OBJECTIVE: Every entry below must appear again, exactly as written.

[Extracted data entries]
● ● ● ● ●

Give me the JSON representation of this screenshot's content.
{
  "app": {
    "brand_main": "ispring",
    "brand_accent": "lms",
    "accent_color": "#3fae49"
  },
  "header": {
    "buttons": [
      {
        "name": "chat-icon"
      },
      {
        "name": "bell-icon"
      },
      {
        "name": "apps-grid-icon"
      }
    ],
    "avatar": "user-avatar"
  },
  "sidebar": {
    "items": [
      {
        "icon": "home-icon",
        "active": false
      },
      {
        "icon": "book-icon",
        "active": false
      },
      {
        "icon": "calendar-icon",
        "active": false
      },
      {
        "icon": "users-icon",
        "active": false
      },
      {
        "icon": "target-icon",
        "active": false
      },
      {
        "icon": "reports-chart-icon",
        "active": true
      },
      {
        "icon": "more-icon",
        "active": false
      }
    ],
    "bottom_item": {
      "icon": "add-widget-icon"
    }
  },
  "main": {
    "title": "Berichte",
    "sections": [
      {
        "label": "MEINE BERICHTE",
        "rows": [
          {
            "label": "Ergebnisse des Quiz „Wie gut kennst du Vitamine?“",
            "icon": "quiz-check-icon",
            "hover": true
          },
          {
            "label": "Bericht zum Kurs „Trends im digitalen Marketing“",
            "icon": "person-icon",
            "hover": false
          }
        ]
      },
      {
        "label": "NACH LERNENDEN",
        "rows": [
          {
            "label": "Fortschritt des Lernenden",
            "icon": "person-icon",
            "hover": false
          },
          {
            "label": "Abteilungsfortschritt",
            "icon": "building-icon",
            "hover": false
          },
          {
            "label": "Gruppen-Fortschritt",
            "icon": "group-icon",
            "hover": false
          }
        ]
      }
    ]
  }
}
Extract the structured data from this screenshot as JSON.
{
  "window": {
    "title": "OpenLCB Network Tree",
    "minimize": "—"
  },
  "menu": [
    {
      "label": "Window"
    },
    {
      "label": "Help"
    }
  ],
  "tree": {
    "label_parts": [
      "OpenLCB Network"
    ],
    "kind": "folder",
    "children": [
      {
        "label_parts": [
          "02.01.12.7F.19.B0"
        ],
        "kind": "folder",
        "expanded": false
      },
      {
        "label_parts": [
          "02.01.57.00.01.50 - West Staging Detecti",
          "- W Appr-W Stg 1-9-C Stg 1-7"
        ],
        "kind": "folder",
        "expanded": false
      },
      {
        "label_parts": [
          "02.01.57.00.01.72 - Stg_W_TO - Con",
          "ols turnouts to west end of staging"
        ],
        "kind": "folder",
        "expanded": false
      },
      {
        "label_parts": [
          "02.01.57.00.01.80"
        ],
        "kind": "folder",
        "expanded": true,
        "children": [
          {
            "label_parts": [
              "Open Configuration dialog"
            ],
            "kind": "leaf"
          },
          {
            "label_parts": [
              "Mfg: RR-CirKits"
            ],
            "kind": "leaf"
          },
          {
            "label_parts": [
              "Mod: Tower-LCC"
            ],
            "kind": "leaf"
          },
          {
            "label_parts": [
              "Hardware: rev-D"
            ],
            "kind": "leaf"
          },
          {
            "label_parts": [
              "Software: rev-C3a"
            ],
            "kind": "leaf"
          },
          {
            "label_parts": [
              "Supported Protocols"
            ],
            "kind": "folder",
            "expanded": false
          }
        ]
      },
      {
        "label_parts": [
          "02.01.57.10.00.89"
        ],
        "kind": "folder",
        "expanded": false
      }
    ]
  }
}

● ● ● ● ●

EXERCISE RESULT:
Give me the JSON representation of this screenshot's content.
{
  "app": {
    "brand_main": "ispring",
    "brand_accent": "lms",
    "accent_color": "#3fae49"
  },
  "header": {
    "buttons": [
      {
        "name": "chat-icon"
      },
      {
        "name": "bell-icon"
      },
      {
        "name": "apps-grid-icon"
      }
    ],
    "avatar": "user-avatar"
  },
  "sidebar": {
    "items": [
      {
        "icon": "home-icon",
        "active": false
      },
      {
        "icon": "book-icon",
        "active": false
      },
      {
        "icon": "calendar-icon",
        "active": false
      },
      {
        "icon": "users-icon",
        "active": false
      },
      {
        "icon": "target-icon",
        "active": false
      },
      {
        "icon": "reports-chart-icon",
        "active": true
      },
      {
        "icon": "more-icon",
        "active": false
      }
    ],
    "bottom_item": {
      "icon": "add-widget-icon"
    }
  },
  "main": {
    "title": "Berichte",
    "sections": [
      {
        "label": "MEINE BERICHTE",
        "rows": [
          {
            "label": "Ergebnisse des Quiz „Wie gut kennst du Vitamine?“",
            "icon": "quiz-check-icon",
            "hover": true
          },
          {
            "label": "Bericht zum Kurs „Trends im digitalen Marketing“",
            "icon": "person-icon",
            "hover": false
          }
        ]
      },
      {
        "label": "NACH LERNENDEN",
        "rows": [
          {
            "label": "Fortschritt des Lernenden",
            "icon": "person-icon",
            "hover": false
          },
          {
            "label": "Abteilungsfortschritt",
            "icon": "building-icon",
            "hover": false
          },
          {
            "label": "Gruppen-Fortschritt",
            "icon": "group-icon",
            "hover": false
          }
        ]
      }
    ]
  }
}
Extract the structured data from this screenshot as JSON.
{
  "window": {
    "title": "OpenLCB Network Tree",
    "minimize": "—"
  },
  "menu": [
    {
      "label": "Window"
    },
    {
      "label": "Help"
    }
  ],
  "tree": {
    "label_parts": [
      "OpenLCB Network"
    ],
    "kind": "folder",
    "children": [
      {
        "label_parts": [
          "02.01.12.7F.19.B0"
        ],
        "kind": "folder",
        "expanded": false
      },
      {
        "label_parts": [
          "02.01.57.00.01.50 - West Staging Detecti",
          "- W Appr-W Stg 1-9-C Stg 1-7"
        ],
        "kind": "folder",
        "expanded": false
      },
      {
        "label_parts": [
          "02.01.57.00.01.72 - Stg_W_TO - Con",
          "ols turnouts to west end of staging"
        ],
        "kind": "folder",
        "expanded": false
      },
      {
        "label_parts": [
          "02.01.57.00.01.80"
        ],
        "kind": "folder",
        "expanded": true,
        "children": [
          {
            "label_parts": [
              "Open Configuration dialog"
            ],
            "kind": "leaf"
          },
          {
            "label_parts": [
              "Mfg: RR-CirKits"
            ],
            "kind": "leaf"
          },
          {
            "label_parts": [
              "Mod: Tower-LCC"
            ],
            "kind": "leaf"
          },
          {
            "label_parts": [
              "Hardware: rev-D"
            ],
            "kind": "leaf"
          },
          {
            "label_parts": [
              "Software: rev-C3a"
            ],
            "kind": "leaf"
          },
          {
            "label_parts": [
              "Supported Protocols"
            ],
            "kind": "folder",
            "expanded": false
          }
        ]
      },
      {
        "label_parts": [
          "02.01.57.10.00.89"
        ],
        "kind": "folder",
        "expanded": false
      }
    ]
  }
}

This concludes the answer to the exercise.